=== ITEMS ===
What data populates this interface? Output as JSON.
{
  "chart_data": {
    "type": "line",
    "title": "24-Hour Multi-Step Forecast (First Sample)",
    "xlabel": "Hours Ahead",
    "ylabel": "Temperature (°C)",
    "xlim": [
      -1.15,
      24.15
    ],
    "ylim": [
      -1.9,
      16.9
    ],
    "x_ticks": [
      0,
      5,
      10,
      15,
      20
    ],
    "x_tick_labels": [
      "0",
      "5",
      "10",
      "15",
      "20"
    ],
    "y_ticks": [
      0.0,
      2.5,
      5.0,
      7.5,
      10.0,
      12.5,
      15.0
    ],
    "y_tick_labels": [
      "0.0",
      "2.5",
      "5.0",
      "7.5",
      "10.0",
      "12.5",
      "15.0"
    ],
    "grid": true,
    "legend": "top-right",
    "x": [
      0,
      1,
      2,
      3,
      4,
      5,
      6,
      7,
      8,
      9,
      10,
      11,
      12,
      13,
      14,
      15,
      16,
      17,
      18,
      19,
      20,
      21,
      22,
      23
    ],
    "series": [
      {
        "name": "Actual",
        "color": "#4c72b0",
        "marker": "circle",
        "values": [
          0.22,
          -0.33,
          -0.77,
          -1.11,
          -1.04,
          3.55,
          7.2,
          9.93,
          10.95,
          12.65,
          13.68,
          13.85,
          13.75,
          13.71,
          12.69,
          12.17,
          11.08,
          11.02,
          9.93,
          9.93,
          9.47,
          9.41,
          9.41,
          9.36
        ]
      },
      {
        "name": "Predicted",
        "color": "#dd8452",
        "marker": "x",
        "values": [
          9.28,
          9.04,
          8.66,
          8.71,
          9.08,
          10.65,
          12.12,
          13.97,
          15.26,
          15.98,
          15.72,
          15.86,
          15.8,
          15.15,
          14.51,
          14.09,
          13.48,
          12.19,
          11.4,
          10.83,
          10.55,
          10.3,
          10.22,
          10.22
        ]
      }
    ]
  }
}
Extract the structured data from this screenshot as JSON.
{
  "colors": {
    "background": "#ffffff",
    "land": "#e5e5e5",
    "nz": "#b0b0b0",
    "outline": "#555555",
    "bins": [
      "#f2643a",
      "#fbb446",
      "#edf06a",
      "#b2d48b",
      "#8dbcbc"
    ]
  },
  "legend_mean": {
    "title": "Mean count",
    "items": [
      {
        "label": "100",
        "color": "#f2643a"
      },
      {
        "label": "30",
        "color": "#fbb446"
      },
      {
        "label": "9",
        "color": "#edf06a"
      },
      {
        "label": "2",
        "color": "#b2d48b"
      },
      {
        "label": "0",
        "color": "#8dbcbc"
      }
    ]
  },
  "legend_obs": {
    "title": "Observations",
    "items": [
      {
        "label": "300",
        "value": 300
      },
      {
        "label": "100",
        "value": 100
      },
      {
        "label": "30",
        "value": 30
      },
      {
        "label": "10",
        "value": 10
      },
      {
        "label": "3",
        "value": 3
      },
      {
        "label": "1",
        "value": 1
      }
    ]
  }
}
===
■ **EXERCISE GOAL**
Pull out every line in the material above where "JSON" occurs.

■ **OUTPUT FOR THIS EXERCISE**
What data populates this interface? Output as JSON.
Extract the structured data from this screenshot as JSON.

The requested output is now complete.